• _EXERCISE MATERIAL_
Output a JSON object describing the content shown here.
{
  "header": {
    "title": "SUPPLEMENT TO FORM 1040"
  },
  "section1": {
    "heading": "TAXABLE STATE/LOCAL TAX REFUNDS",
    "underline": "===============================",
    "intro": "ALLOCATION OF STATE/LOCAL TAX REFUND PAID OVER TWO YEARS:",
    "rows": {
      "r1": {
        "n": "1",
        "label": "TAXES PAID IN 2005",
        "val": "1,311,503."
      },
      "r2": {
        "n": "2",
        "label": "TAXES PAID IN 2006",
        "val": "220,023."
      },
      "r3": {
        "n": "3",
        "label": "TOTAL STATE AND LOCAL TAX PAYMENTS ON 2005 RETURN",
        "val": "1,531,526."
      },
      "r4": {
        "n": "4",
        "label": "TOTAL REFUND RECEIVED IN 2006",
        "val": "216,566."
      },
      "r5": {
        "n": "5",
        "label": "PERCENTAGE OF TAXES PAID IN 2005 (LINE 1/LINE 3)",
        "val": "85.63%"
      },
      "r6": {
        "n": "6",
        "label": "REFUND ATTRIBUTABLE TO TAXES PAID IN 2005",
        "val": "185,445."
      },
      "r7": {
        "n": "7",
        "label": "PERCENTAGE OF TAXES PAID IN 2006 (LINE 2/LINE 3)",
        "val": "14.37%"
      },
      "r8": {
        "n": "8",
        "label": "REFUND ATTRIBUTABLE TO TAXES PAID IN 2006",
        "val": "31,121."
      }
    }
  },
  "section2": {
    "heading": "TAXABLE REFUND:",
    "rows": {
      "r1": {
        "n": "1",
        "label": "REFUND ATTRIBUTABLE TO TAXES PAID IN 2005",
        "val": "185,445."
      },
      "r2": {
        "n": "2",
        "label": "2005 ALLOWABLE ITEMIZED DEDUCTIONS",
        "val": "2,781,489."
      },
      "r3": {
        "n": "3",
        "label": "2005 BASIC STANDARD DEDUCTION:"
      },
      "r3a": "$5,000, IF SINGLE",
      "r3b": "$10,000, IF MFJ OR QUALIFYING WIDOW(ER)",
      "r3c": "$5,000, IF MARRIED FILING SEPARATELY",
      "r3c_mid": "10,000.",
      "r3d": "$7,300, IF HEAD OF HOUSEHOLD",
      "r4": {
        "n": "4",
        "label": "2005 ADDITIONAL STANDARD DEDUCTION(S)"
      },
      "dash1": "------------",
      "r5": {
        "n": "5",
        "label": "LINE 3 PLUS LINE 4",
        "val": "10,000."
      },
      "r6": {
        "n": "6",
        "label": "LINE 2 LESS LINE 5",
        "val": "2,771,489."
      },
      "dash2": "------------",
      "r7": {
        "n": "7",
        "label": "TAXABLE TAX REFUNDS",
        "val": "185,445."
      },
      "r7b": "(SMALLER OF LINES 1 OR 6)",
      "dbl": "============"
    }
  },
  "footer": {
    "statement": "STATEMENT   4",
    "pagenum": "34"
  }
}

• _TASK OBJECTIVE_
Reproduce each line verbatim.

• _WORKED ANSWER_
Output a JSON object describing the content shown here.
{
  "header": {
    "title": "SUPPLEMENT TO FORM 1040"
  },
  "section1": {
    "heading": "TAXABLE STATE/LOCAL TAX REFUNDS",
    "underline": "===============================",
    "intro": "ALLOCATION OF STATE/LOCAL TAX REFUND PAID OVER TWO YEARS:",
    "rows": {
      "r1": {
        "n": "1",
        "label": "TAXES PAID IN 2005",
        "val": "1,311,503."
      },
      "r2": {
        "n": "2",
        "label": "TAXES PAID IN 2006",
        "val": "220,023."
      },
      "r3": {
        "n": "3",
        "label": "TOTAL STATE AND LOCAL TAX PAYMENTS ON 2005 RETURN",
        "val": "1,531,526."
      },
      "r4": {
        "n": "4",
        "label": "TOTAL REFUND RECEIVED IN 2006",
        "val": "216,566."
      },
      "r5": {
        "n": "5",
        "label": "PERCENTAGE OF TAXES PAID IN 2005 (LINE 1/LINE 3)",
        "val": "85.63%"
      },
      "r6": {
        "n": "6",
        "label": "REFUND ATTRIBUTABLE TO TAXES PAID IN 2005",
        "val": "185,445."
      },
      "r7": {
        "n": "7",
        "label": "PERCENTAGE OF TAXES PAID IN 2006 (LINE 2/LINE 3)",
        "val": "14.37%"
      },
      "r8": {
        "n": "8",
        "label": "REFUND ATTRIBUTABLE TO TAXES PAID IN 2006",
        "val": "31,121."
      }
    }
  },
  "section2": {
    "heading": "TAXABLE REFUND:",
    "rows": {
      "r1": {
        "n": "1",
        "label": "REFUND ATTRIBUTABLE TO TAXES PAID IN 2005",
        "val": "185,445."
      },
      "r2": {
        "n": "2",
        "label": "2005 ALLOWABLE ITEMIZED DEDUCTIONS",
        "val": "2,781,489."
      },
      "r3": {
        "n": "3",
        "label": "2005 BASIC STANDARD DEDUCTION:"
      },
      "r3a": "$5,000, IF SINGLE",
      "r3b": "$10,000, IF MFJ OR QUALIFYING WIDOW(ER)",
      "r3c": "$5,000, IF MARRIED FILING SEPARATELY",
      "r3c_mid": "10,000.",
      "r3d": "$7,300, IF HEAD OF HOUSEHOLD",
      "r4": {
        "n": "4",
        "label": "2005 ADDITIONAL STANDARD DEDUCTION(S)"
      },
      "dash1": "------------",
      "r5": {
        "n": "5",
        "label": "LINE 3 PLUS LINE 4",
        "val": "10,000."
      },
      "r6": {
        "n": "6",
        "label": "LINE 2 LESS LINE 5",
        "val": "2,771,489."
      },
      "dash2": "------------",
      "r7": {
        "n": "7",
        "label": "TAXABLE TAX REFUNDS",
        "val": "185,445."
      },
      "r7b": "(SMALLER OF LINES 1 OR 6)",
      "dbl": "============"
    }
  },
  "footer": {
    "statement": "STATEMENT   4",
    "pagenum": "34"
  }
}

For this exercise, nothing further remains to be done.